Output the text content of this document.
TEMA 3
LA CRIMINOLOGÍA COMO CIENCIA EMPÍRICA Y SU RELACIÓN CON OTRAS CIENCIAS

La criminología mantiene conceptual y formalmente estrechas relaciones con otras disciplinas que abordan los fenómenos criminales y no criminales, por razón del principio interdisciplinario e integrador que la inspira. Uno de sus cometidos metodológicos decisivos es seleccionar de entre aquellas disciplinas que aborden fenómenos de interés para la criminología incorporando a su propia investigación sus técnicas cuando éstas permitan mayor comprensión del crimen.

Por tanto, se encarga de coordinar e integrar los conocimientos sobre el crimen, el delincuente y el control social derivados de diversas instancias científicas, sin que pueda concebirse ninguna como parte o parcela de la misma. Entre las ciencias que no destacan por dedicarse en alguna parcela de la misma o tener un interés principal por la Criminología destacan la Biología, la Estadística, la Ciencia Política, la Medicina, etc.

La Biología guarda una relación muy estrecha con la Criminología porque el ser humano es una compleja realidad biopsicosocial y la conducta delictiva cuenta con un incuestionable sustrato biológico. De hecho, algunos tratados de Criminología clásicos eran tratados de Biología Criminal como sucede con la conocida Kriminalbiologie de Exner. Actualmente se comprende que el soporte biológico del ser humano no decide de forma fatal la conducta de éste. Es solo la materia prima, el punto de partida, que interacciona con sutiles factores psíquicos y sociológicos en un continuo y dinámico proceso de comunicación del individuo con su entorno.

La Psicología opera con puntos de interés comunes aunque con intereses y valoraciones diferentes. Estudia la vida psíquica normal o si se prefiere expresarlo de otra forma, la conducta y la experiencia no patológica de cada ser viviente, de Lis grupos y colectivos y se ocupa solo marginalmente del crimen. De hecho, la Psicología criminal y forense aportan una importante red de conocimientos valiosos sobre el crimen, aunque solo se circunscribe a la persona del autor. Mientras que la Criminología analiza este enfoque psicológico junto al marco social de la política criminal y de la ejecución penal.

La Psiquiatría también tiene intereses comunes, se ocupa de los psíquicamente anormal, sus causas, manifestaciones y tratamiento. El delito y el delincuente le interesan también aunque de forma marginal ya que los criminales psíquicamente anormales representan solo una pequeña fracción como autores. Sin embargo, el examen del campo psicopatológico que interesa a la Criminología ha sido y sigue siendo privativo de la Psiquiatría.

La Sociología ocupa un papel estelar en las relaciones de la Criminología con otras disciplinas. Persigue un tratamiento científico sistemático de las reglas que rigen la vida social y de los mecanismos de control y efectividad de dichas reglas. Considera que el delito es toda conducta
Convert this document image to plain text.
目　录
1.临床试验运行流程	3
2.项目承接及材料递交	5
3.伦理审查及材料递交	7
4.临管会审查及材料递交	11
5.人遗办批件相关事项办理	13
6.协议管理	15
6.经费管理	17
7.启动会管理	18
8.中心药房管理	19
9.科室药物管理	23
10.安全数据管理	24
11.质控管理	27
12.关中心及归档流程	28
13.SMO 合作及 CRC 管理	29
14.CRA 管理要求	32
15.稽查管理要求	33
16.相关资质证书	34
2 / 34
────────
### What to produce
Copy down every line of the material above that includes the string "tratamiento".

### Output for this exercise
La Psiquiatría también tiene intereses comunes, se ocupa de los psíquicamente anormal, sus causas, manifestaciones y tratamiento. El delito y el delincuente le interesan también aunque de forma marginal ya que los criminales psíquicamente anormales representan solo una pequeña fracción como autores. Sin embargo, el examen del campo psicopatológico que interesa a la Criminología ha sido y sigue siendo privativo de la Psiquiatría.
La Sociología ocupa un papel estelar en las relaciones de la Criminología con otras disciplinas. Persigue un tratamiento científico sistemático de las reglas que rigen la vida social y de los mecanismos de control y efectividad de dichas reglas. Considera que el delito es toda conducta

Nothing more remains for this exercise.